**** Record list

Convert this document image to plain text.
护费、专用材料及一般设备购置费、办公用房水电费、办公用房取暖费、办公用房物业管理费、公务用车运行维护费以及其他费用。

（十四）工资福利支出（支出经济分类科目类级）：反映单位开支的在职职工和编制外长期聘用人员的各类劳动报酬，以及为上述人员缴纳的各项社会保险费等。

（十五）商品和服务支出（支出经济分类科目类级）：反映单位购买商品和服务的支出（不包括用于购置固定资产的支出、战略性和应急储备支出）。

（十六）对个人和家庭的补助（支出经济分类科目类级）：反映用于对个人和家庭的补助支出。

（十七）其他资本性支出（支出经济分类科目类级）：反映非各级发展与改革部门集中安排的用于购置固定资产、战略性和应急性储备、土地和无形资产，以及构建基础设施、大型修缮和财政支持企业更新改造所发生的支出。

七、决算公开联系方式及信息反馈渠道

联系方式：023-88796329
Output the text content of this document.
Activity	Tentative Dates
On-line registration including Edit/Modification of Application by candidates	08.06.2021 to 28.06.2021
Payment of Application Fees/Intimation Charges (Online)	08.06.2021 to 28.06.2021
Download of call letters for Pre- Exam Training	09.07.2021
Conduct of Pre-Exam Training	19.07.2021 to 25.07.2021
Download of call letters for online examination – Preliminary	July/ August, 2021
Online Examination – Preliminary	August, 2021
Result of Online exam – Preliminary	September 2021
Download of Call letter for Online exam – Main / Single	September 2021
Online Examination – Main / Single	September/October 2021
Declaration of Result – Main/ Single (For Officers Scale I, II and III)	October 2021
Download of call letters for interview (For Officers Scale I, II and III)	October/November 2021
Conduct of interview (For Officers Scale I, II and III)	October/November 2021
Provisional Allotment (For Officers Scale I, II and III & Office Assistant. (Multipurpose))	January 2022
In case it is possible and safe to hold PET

********

*Goal*. In the material above, find the lines that contain "September" and show them.

*Correct output*.
Result of Online exam – Preliminary	September 2021
Download of Call letter for Online exam – Main / Single	September 2021
Online Examination – Main / Single	September/October 2021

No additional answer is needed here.